> [Aim]: Would you output the whole listing below, exactly as it reads?

> [Material]:
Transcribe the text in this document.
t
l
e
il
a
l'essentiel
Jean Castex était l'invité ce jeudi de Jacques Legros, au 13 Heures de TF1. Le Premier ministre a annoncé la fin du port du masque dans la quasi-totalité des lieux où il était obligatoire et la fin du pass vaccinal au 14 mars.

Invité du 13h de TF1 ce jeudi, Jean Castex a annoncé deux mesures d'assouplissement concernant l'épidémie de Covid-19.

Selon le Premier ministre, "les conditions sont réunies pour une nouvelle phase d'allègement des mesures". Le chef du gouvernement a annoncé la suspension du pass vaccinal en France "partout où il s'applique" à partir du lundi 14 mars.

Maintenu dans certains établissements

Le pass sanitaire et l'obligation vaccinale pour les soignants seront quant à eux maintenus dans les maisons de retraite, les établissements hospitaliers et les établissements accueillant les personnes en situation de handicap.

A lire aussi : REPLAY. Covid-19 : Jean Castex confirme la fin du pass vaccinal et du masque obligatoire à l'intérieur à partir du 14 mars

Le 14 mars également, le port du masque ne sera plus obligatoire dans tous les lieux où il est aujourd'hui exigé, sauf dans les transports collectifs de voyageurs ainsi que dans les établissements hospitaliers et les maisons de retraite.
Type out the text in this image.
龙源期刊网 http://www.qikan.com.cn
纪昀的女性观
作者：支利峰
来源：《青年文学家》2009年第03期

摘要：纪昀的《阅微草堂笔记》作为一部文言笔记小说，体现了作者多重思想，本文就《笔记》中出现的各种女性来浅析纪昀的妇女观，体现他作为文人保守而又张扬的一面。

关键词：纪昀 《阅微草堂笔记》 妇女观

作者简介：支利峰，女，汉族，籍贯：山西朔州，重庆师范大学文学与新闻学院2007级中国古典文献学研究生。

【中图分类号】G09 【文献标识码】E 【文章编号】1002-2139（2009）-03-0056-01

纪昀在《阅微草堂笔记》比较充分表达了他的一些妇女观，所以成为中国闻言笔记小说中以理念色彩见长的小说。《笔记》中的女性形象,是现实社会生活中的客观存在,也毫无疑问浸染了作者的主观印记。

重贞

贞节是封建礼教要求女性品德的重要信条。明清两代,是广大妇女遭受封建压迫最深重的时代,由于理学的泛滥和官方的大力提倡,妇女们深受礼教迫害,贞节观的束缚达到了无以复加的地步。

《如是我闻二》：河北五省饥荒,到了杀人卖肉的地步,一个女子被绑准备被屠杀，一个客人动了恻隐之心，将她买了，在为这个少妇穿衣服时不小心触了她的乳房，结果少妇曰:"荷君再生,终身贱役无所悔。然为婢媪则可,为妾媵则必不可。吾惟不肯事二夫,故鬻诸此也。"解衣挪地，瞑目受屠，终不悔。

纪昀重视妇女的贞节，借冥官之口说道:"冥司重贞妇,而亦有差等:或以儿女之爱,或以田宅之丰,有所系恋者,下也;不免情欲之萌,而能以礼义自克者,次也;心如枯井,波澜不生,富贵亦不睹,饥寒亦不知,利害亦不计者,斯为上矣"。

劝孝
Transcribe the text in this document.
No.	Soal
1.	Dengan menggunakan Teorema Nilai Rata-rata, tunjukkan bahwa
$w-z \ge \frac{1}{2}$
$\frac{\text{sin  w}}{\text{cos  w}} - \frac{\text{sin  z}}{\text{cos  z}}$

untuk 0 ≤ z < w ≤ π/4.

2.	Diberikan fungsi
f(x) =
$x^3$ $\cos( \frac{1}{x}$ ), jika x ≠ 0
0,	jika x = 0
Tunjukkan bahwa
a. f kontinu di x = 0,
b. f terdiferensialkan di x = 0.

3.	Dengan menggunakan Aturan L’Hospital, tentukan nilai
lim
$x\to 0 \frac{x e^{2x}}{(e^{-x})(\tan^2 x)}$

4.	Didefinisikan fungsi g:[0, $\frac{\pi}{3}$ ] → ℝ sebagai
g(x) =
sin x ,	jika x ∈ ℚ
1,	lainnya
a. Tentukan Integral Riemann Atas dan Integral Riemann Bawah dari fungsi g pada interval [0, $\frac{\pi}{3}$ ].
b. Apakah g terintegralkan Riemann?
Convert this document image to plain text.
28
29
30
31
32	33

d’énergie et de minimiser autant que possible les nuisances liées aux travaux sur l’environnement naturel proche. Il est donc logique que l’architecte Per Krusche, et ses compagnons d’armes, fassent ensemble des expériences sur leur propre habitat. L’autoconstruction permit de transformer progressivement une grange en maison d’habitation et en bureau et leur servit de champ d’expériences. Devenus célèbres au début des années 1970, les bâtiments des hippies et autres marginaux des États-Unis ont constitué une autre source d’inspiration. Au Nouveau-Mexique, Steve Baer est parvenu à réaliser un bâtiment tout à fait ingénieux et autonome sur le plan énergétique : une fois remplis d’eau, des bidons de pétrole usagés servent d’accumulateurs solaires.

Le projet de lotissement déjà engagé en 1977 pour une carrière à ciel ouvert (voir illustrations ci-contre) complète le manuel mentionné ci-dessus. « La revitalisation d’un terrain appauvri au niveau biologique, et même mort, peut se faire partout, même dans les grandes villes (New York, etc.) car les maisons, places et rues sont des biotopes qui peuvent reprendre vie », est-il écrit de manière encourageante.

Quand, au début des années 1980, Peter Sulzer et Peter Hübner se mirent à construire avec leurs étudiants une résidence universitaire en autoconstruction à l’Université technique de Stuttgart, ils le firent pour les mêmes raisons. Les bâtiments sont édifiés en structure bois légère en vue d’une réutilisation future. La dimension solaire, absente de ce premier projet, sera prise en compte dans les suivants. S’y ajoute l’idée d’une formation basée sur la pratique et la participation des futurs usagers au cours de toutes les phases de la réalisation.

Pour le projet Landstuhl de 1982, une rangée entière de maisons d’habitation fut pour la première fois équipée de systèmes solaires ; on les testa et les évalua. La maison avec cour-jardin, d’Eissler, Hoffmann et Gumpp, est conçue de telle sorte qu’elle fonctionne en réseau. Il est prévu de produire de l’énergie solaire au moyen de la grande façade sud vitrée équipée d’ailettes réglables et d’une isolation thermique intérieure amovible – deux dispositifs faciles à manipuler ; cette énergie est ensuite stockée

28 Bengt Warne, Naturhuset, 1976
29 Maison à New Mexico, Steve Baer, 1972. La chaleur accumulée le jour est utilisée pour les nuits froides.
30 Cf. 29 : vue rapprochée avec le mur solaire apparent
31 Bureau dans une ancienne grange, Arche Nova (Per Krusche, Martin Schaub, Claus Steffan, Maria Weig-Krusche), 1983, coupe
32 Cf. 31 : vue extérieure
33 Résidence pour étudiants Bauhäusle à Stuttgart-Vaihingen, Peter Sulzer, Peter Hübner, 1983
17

> [Task result]:
Transcribe the text in this document.
t
l
e
il
a
l'essentiel
Jean Castex était l'invité ce jeudi de Jacques Legros, au 13 Heures de TF1. Le Premier ministre a annoncé la fin du port du masque dans la quasi-totalité des lieux où il était obligatoire et la fin du pass vaccinal au 14 mars.

Invité du 13h de TF1 ce jeudi, Jean Castex a annoncé deux mesures d'assouplissement concernant l'épidémie de Covid-19.

Selon le Premier ministre, "les conditions sont réunies pour une nouvelle phase d'allègement des mesures". Le chef du gouvernement a annoncé la suspension du pass vaccinal en France "partout où il s'applique" à partir du lundi 14 mars.

Maintenu dans certains établissements

Le pass sanitaire et l'obligation vaccinale pour les soignants seront quant à eux maintenus dans les maisons de retraite, les établissements hospitaliers et les établissements accueillant les personnes en situation de handicap.

A lire aussi : REPLAY. Covid-19 : Jean Castex confirme la fin du pass vaccinal et du masque obligatoire à l'intérieur à partir du 14 mars

Le 14 mars également, le port du masque ne sera plus obligatoire dans tous les lieux où il est aujourd'hui exigé, sauf dans les transports collectifs de voyageurs ainsi que dans les établissements hospitaliers et les maisons de retraite.
Type out the text in this image.
龙源期刊网 http://www.qikan.com.cn
纪昀的女性观
作者：支利峰
来源：《青年文学家》2009年第03期

摘要：纪昀的《阅微草堂笔记》作为一部文言笔记小说，体现了作者多重思想，本文就《笔记》中出现的各种女性来浅析纪昀的妇女观，体现他作为文人保守而又张扬的一面。

关键词：纪昀 《阅微草堂笔记》 妇女观

作者简介：支利峰，女，汉族，籍贯：山西朔州，重庆师范大学文学与新闻学院2007级中国古典文献学研究生。

【中图分类号】G09 【文献标识码】E 【文章编号】1002-2139（2009）-03-0056-01

纪昀在《阅微草堂笔记》比较充分表达了他的一些妇女观，所以成为中国闻言笔记小说中以理念色彩见长的小说。《笔记》中的女性形象,是现实社会生活中的客观存在,也毫无疑问浸染了作者的主观印记。

重贞

贞节是封建礼教要求女性品德的重要信条。明清两代,是广大妇女遭受封建压迫最深重的时代,由于理学的泛滥和官方的大力提倡,妇女们深受礼教迫害,贞节观的束缚达到了无以复加的地步。

《如是我闻二》：河北五省饥荒,到了杀人卖肉的地步,一个女子被绑准备被屠杀，一个客人动了恻隐之心，将她买了，在为这个少妇穿衣服时不小心触了她的乳房，结果少妇曰:"荷君再生,终身贱役无所悔。然为婢媪则可,为妾媵则必不可。吾惟不肯事二夫,故鬻诸此也。"解衣挪地，瞑目受屠，终不悔。

纪昀重视妇女的贞节，借冥官之口说道:"冥司重贞妇,而亦有差等:或以儿女之爱,或以田宅之丰,有所系恋者,下也;不免情欲之萌,而能以礼义自克者,次也;心如枯井,波澜不生,富贵亦不睹,饥寒亦不知,利害亦不计者,斯为上矣"。

劝孝
Transcribe the text in this document.
No.	Soal
1.	Dengan menggunakan Teorema Nilai Rata-rata, tunjukkan bahwa
$w-z \ge \frac{1}{2}$
$\frac{\text{sin  w}}{\text{cos  w}} - \frac{\text{sin  z}}{\text{cos  z}}$

untuk 0 ≤ z < w ≤ π/4.

2.	Diberikan fungsi
f(x) =
$x^3$ $\cos( \frac{1}{x}$ ), jika x ≠ 0
0,	jika x = 0
Tunjukkan bahwa
a. f kontinu di x = 0,
b. f terdiferensialkan di x = 0.

3.	Dengan menggunakan Aturan L’Hospital, tentukan nilai
lim
$x\to 0 \frac{x e^{2x}}{(e^{-x})(\tan^2 x)}$

4.	Didefinisikan fungsi g:[0, $\frac{\pi}{3}$ ] → ℝ sebagai
g(x) =
sin x ,	jika x ∈ ℚ
1,	lainnya
a. Tentukan Integral Riemann Atas dan Integral Riemann Bawah dari fungsi g pada interval [0, $\frac{\pi}{3}$ ].
b. Apakah g terintegralkan Riemann?
Convert this document image to plain text.
28
29
30
31
32	33

d’énergie et de minimiser autant que possible les nuisances liées aux travaux sur l’environnement naturel proche. Il est donc logique que l’architecte Per Krusche, et ses compagnons d’armes, fassent ensemble des expériences sur leur propre habitat. L’autoconstruction permit de transformer progressivement une grange en maison d’habitation et en bureau et leur servit de champ d’expériences. Devenus célèbres au début des années 1970, les bâtiments des hippies et autres marginaux des États-Unis ont constitué une autre source d’inspiration. Au Nouveau-Mexique, Steve Baer est parvenu à réaliser un bâtiment tout à fait ingénieux et autonome sur le plan énergétique : une fois remplis d’eau, des bidons de pétrole usagés servent d’accumulateurs solaires.

Le projet de lotissement déjà engagé en 1977 pour une carrière à ciel ouvert (voir illustrations ci-contre) complète le manuel mentionné ci-dessus. « La revitalisation d’un terrain appauvri au niveau biologique, et même mort, peut se faire partout, même dans les grandes villes (New York, etc.) car les maisons, places et rues sont des biotopes qui peuvent reprendre vie », est-il écrit de manière encourageante.

Quand, au début des années 1980, Peter Sulzer et Peter Hübner se mirent à construire avec leurs étudiants une résidence universitaire en autoconstruction à l’Université technique de Stuttgart, ils le firent pour les mêmes raisons. Les bâtiments sont édifiés en structure bois légère en vue d’une réutilisation future. La dimension solaire, absente de ce premier projet, sera prise en compte dans les suivants. S’y ajoute l’idée d’une formation basée sur la pratique et la participation des futurs usagers au cours de toutes les phases de la réalisation.

Pour le projet Landstuhl de 1982, une rangée entière de maisons d’habitation fut pour la première fois équipée de systèmes solaires ; on les testa et les évalua. La maison avec cour-jardin, d’Eissler, Hoffmann et Gumpp, est conçue de telle sorte qu’elle fonctionne en réseau. Il est prévu de produire de l’énergie solaire au moyen de la grande façade sud vitrée équipée d’ailettes réglables et d’une isolation thermique intérieure amovible – deux dispositifs faciles à manipuler ; cette énergie est ensuite stockée

28 Bengt Warne, Naturhuset, 1976
29 Maison à New Mexico, Steve Baer, 1972. La chaleur accumulée le jour est utilisée pour les nuits froides.
30 Cf. 29 : vue rapprochée avec le mur solaire apparent
31 Bureau dans une ancienne grange, Arche Nova (Per Krusche, Martin Schaub, Claus Steffan, Maria Weig-Krusche), 1983, coupe
32 Cf. 31 : vue extérieure
33 Résidence pour étudiants Bauhäusle à Stuttgart-Vaihingen, Peter Sulzer, Peter Hübner, 1983
17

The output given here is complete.